Provided data:

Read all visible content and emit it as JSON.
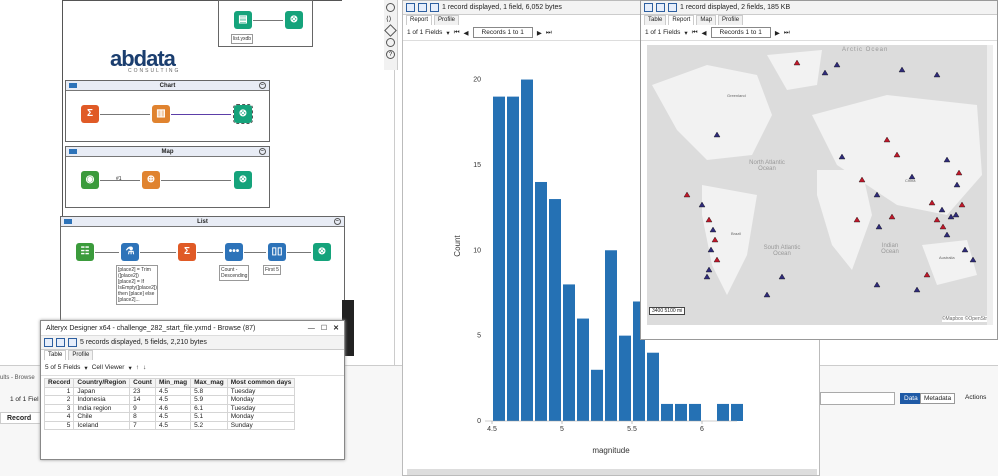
{
  "canvas": {
    "file_label": "list.yxdb",
    "logo_main": "abdata",
    "logo_sub": "CONSULTING",
    "containers": {
      "chart": "Chart",
      "map": "Map",
      "list": "List"
    },
    "map_conn_label": "#1",
    "list_notes": [
      "[place2] = Trim ([place2])\n[place2] = If IsEmpty([place2]) then [place] else [place2]...",
      "Count - Descending",
      "First 5"
    ]
  },
  "left_browse": {
    "title": "Alteryx Designer x64 - challenge_282_start_file.yxmd - Browse (87)",
    "status": "5 records displayed, 5 fields, 2,210 bytes",
    "tabs": [
      "Table",
      "Profile"
    ],
    "fields_label": "5 of 5 Fields",
    "viewer_label": "Cell Viewer",
    "columns": [
      "Record",
      "Country/Region",
      "Count",
      "Min_mag",
      "Max_mag",
      "Most common days"
    ],
    "rows": [
      [
        "1",
        "Japan",
        "23",
        "4.5",
        "5.8",
        "Tuesday"
      ],
      [
        "2",
        "Indonesia",
        "14",
        "4.5",
        "5.9",
        "Monday"
      ],
      [
        "3",
        "India region",
        "9",
        "4.6",
        "6.1",
        "Tuesday"
      ],
      [
        "4",
        "Chile",
        "8",
        "4.5",
        "5.1",
        "Monday"
      ],
      [
        "5",
        "Iceland",
        "7",
        "4.5",
        "5.2",
        "Sunday"
      ]
    ]
  },
  "chart_browse": {
    "status": "1 record displayed, 1 field, 6,052 bytes",
    "tabs": [
      "Report",
      "Profile"
    ],
    "pages": "1 of 1 Fields",
    "nav": "Records 1 to 1"
  },
  "map_browse": {
    "status": "1 record displayed, 2 fields, 185 KB",
    "tabs": [
      "Table",
      "Report",
      "Map",
      "Profile"
    ],
    "pages": "1 of 1 Fields",
    "nav": "Records 1 to 1",
    "labels": {
      "arctic": "Arctic Ocean",
      "north_atlantic": "North Atlantic Ocean",
      "south_atlantic": "South Atlantic Ocean",
      "indian": "Indian Ocean",
      "greenland": "Greenland",
      "brazil": "Brazil",
      "australia": "Australia",
      "china": "China"
    },
    "scale": "3400     5100 mi",
    "attribution": "©Mapbox ©OpenStr"
  },
  "bottom": {
    "results": "ults - Browse",
    "fields": "1 of 1 Fiel",
    "record_hdr": "Record",
    "data_btn": "Data",
    "meta_btn": "Metadata",
    "actions": "Actions"
  },
  "chart_data": {
    "type": "bar",
    "xlabel": "magnitude",
    "ylabel": "Count",
    "xlim": [
      4.45,
      6.25
    ],
    "ylim": [
      0,
      20.5
    ],
    "xticks": [
      4.5,
      5,
      5.5,
      6
    ],
    "yticks": [
      0,
      5,
      10,
      15,
      20
    ],
    "bins": [
      4.5,
      4.6,
      4.7,
      4.8,
      4.9,
      5.0,
      5.1,
      5.2,
      5.3,
      5.4,
      5.5,
      5.6,
      5.7,
      5.8,
      5.9,
      6.0,
      6.1,
      6.2
    ],
    "values": [
      19,
      19,
      20,
      14,
      13,
      8,
      6,
      3,
      10,
      5,
      7,
      4,
      1,
      1,
      1,
      0,
      1,
      1
    ],
    "color": "#2571b4"
  }
}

What to do: In the entries above, identify every line with the string "status".

Result for this exercise:
    "status": "5 records displayed, 5 fields, 2,210 bytes",
    "status": "1 record displayed, 1 field, 6,052 bytes",
    "status": "1 record displayed, 2 fields, 185 KB",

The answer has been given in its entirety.